──────── RECORDS FOR THE TASK

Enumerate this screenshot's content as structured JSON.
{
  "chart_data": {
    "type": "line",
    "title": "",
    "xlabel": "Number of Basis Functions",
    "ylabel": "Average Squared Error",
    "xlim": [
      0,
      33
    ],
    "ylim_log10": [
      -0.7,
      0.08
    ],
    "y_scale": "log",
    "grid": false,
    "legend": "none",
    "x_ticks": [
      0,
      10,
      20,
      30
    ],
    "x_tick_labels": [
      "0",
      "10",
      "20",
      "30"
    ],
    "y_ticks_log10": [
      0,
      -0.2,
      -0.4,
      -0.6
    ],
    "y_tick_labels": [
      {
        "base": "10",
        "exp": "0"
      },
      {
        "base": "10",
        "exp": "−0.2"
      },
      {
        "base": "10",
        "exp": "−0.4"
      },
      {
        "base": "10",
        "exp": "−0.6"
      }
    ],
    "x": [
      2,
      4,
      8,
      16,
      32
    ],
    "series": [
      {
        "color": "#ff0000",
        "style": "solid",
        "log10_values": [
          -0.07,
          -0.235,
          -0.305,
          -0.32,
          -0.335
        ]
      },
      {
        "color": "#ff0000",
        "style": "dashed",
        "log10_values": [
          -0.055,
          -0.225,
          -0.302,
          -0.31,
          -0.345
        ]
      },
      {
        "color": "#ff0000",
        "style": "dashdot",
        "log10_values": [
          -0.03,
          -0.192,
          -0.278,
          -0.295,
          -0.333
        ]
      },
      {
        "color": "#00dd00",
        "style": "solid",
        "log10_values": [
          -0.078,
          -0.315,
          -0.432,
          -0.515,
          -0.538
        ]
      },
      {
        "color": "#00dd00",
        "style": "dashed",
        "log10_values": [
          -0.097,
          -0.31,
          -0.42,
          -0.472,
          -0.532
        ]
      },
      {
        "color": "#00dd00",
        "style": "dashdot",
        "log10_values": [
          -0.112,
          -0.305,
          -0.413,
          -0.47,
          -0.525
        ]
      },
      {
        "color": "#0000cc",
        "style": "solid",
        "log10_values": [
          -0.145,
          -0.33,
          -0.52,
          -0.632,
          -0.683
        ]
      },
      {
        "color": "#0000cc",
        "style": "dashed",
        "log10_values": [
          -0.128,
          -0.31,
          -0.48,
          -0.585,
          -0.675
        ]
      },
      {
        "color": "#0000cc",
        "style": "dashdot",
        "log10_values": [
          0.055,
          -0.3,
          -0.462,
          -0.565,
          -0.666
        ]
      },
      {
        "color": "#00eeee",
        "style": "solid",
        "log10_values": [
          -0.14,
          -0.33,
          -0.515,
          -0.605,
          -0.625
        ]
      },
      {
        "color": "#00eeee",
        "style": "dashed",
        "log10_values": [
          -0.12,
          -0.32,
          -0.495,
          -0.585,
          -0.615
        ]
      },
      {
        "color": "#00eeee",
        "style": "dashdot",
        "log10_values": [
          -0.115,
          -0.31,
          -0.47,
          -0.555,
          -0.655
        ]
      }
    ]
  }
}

────────────────

SET TASK ::
Every entry must be output again, exactly as written above.

RESULT ::
Enumerate this screenshot's content as structured JSON.
{
  "chart_data": {
    "type": "line",
    "title": "",
    "xlabel": "Number of Basis Functions",
    "ylabel": "Average Squared Error",
    "xlim": [
      0,
      33
    ],
    "ylim_log10": [
      -0.7,
      0.08
    ],
    "y_scale": "log",
    "grid": false,
    "legend": "none",
    "x_ticks": [
      0,
      10,
      20,
      30
    ],
    "x_tick_labels": [
      "0",
      "10",
      "20",
      "30"
    ],
    "y_ticks_log10": [
      0,
      -0.2,
      -0.4,
      -0.6
    ],
    "y_tick_labels": [
      {
        "base": "10",
        "exp": "0"
      },
      {
        "base": "10",
        "exp": "−0.2"
      },
      {
        "base": "10",
        "exp": "−0.4"
      },
      {
        "base": "10",
        "exp": "−0.6"
      }
    ],
    "x": [
      2,
      4,
      8,
      16,
      32
    ],
    "series": [
      {
        "color": "#ff0000",
        "style": "solid",
        "log10_values": [
          -0.07,
          -0.235,
          -0.305,
          -0.32,
          -0.335
        ]
      },
      {
        "color": "#ff0000",
        "style": "dashed",
        "log10_values": [
          -0.055,
          -0.225,
          -0.302,
          -0.31,
          -0.345
        ]
      },
      {
        "color": "#ff0000",
        "style": "dashdot",
        "log10_values": [
          -0.03,
          -0.192,
          -0.278,
          -0.295,
          -0.333
        ]
      },
      {
        "color": "#00dd00",
        "style": "solid",
        "log10_values": [
          -0.078,
          -0.315,
          -0.432,
          -0.515,
          -0.538
        ]
      },
      {
        "color": "#00dd00",
        "style": "dashed",
        "log10_values": [
          -0.097,
          -0.31,
          -0.42,
          -0.472,
          -0.532
        ]
      },
      {
        "color": "#00dd00",
        "style": "dashdot",
        "log10_values": [
          -0.112,
          -0.305,
          -0.413,
          -0.47,
          -0.525
        ]
      },
      {
        "color": "#0000cc",
        "style": "solid",
        "log10_values": [
          -0.145,
          -0.33,
          -0.52,
          -0.632,
          -0.683
        ]
      },
      {
        "color": "#0000cc",
        "style": "dashed",
        "log10_values": [
          -0.128,
          -0.31,
          -0.48,
          -0.585,
          -0.675
        ]
      },
      {
        "color": "#0000cc",
        "style": "dashdot",
        "log10_values": [
          0.055,
          -0.3,
          -0.462,
          -0.565,
          -0.666
        ]
      },
      {
        "color": "#00eeee",
        "style": "solid",
        "log10_values": [
          -0.14,
          -0.33,
          -0.515,
          -0.605,
          -0.625
        ]
      },
      {
        "color": "#00eeee",
        "style": "dashed",
        "log10_values": [
          -0.12,
          -0.32,
          -0.495,
          -0.585,
          -0.615
        ]
      },
      {
        "color": "#00eeee",
        "style": "dashdot",
        "log10_values": [
          -0.115,
          -0.31,
          -0.47,
          -0.555,
          -0.655
        ]
      }
    ]
  }
}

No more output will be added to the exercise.